■ Problem statement ■
Please state how many lines in the records contain the string "ISSN", with no words besides the number.

>> begin Stored data

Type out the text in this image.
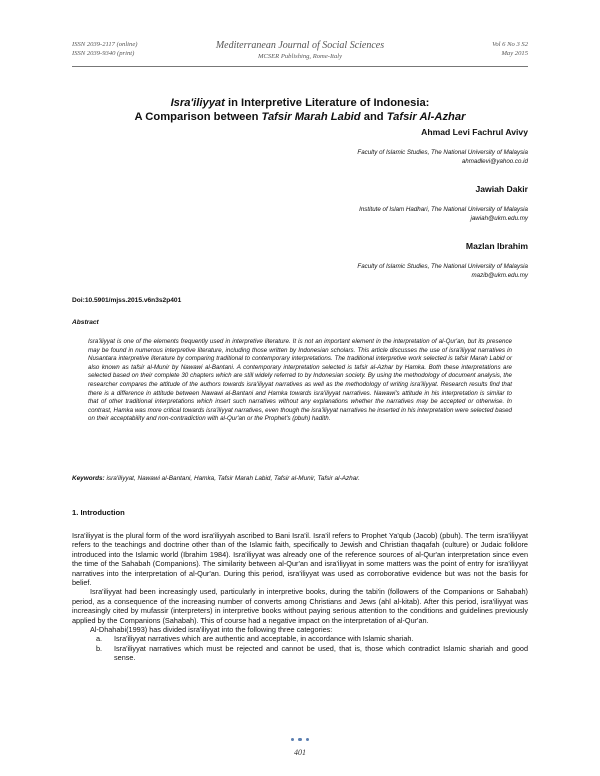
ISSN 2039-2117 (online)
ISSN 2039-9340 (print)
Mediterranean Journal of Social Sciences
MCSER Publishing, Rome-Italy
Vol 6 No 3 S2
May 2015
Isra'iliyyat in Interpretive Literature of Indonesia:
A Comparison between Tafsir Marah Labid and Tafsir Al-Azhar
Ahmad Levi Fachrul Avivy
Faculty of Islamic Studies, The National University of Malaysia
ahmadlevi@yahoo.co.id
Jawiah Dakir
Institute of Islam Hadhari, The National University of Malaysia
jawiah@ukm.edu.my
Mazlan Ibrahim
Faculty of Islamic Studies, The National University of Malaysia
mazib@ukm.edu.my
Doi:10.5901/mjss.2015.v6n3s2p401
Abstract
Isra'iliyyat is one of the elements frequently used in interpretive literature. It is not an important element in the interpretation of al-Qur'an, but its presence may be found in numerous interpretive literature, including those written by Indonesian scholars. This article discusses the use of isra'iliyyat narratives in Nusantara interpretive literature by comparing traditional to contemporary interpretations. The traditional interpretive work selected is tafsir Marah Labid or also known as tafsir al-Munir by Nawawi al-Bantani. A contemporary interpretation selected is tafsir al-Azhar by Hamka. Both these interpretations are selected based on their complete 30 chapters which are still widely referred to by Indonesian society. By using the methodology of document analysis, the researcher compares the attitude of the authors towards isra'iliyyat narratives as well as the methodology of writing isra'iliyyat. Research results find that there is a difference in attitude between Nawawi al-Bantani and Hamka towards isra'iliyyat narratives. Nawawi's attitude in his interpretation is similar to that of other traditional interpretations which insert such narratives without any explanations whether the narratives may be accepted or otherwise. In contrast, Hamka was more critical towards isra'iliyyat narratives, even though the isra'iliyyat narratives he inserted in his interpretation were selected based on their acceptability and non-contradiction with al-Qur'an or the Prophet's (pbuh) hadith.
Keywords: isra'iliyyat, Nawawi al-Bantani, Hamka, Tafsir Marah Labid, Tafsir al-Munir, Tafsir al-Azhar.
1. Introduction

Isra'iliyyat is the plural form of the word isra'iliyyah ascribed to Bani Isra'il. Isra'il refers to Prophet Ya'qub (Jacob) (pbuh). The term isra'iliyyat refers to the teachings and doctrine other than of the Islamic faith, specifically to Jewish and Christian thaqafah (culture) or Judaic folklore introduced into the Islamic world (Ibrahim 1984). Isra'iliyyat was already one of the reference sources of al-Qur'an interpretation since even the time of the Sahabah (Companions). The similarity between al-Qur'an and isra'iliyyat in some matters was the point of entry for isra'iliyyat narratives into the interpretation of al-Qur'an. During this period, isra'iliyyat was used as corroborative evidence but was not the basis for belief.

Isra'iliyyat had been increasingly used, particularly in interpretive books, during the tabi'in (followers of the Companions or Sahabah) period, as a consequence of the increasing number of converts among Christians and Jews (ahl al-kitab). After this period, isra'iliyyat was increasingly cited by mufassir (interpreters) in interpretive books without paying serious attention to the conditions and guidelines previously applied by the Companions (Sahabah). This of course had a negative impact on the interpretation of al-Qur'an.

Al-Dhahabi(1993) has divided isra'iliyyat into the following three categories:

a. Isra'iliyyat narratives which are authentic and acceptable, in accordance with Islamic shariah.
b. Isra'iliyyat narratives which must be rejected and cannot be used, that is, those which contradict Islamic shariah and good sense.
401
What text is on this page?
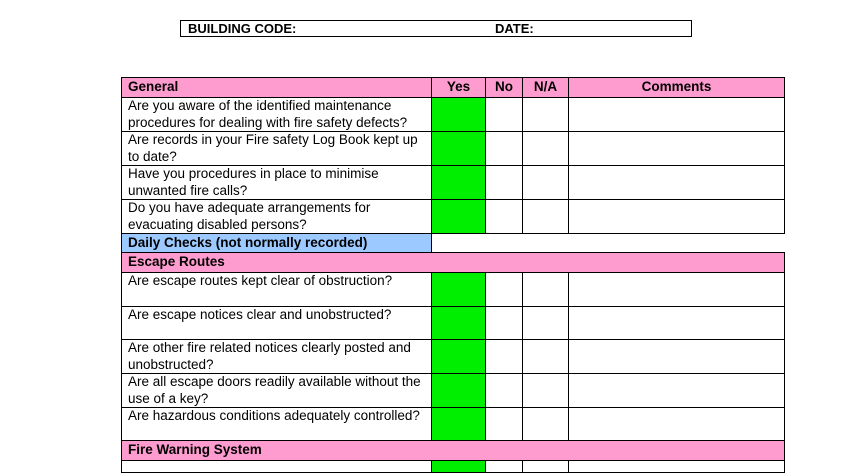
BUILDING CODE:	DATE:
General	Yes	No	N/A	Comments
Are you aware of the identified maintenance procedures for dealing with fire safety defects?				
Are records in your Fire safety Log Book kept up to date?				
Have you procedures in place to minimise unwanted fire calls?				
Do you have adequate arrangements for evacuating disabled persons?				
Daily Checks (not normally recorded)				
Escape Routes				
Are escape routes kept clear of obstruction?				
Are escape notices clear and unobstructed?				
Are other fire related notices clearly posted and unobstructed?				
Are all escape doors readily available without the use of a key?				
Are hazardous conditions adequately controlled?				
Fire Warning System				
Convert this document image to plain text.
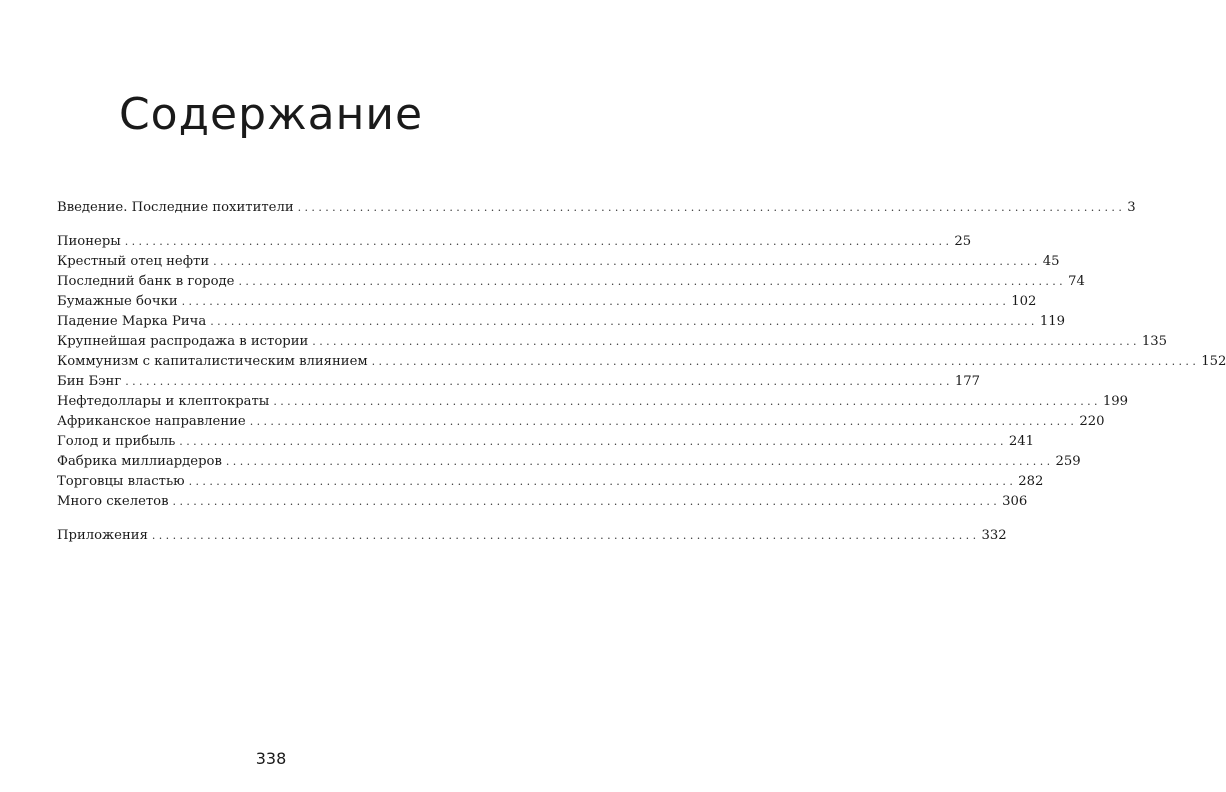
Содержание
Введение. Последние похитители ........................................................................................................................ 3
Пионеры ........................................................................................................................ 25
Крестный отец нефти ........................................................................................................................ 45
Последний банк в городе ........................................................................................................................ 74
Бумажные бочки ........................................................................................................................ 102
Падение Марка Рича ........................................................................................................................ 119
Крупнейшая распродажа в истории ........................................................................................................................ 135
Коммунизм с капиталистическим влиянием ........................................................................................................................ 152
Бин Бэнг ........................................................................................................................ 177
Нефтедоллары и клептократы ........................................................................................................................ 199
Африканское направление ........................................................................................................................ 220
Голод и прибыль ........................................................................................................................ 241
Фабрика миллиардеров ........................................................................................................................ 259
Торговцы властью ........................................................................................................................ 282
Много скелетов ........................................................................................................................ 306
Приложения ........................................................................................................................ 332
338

>> end Stored data
>> begin Stored data

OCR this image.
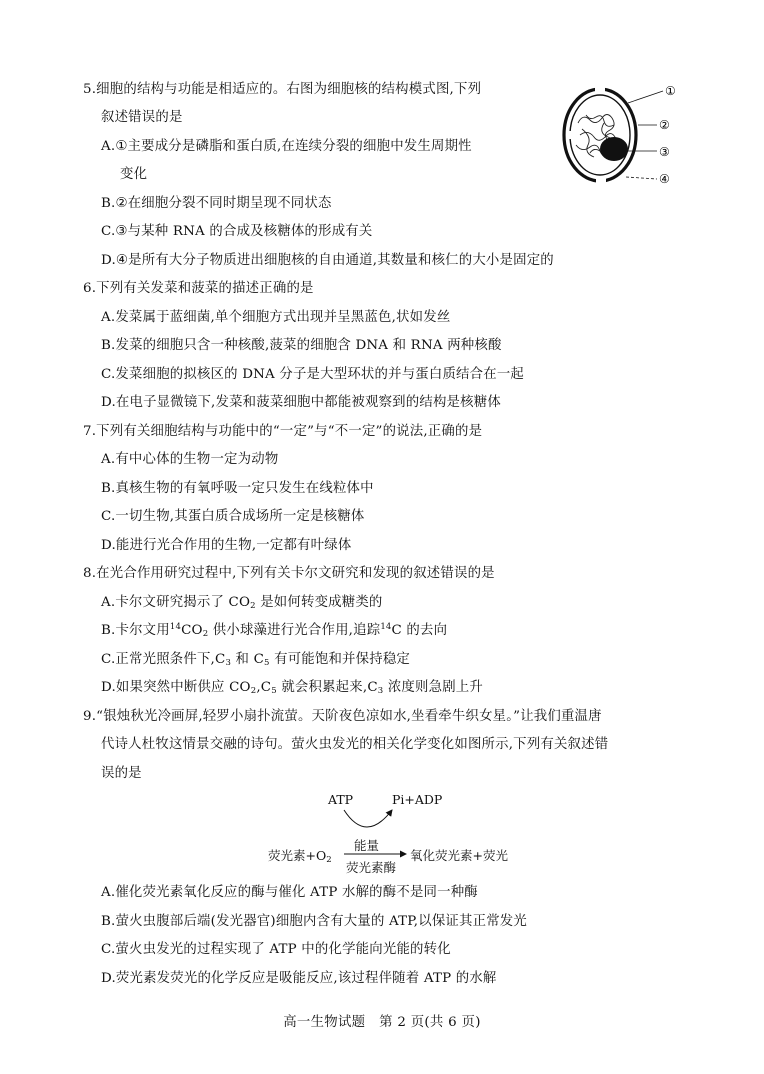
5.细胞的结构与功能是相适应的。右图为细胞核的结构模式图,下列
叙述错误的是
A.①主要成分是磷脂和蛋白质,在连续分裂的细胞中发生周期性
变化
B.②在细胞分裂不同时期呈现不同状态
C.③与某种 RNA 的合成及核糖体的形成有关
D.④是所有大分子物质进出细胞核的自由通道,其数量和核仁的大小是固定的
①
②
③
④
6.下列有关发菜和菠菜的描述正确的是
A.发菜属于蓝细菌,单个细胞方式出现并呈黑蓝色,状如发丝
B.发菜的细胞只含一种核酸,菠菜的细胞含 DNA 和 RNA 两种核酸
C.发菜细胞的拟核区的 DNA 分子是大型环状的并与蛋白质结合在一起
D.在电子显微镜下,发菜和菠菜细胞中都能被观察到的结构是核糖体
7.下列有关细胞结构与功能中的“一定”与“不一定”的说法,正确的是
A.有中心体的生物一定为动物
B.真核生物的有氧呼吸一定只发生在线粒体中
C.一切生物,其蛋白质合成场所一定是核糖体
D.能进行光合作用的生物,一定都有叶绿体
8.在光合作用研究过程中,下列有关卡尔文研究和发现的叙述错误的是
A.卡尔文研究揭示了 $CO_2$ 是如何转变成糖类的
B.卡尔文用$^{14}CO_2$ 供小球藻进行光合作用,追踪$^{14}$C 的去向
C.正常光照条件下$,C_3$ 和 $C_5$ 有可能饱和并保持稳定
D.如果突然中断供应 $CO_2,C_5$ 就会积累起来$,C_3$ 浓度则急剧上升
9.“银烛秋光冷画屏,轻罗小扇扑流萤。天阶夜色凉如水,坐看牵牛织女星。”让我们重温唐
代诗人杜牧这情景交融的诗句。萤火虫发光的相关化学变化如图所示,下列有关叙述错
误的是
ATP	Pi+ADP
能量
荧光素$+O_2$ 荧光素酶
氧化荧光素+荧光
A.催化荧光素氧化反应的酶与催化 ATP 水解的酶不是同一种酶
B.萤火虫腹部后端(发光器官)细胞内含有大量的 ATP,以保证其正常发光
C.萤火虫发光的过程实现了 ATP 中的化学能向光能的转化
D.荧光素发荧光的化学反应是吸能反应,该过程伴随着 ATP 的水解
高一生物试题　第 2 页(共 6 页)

>> end Stored data

■ Full output ■
2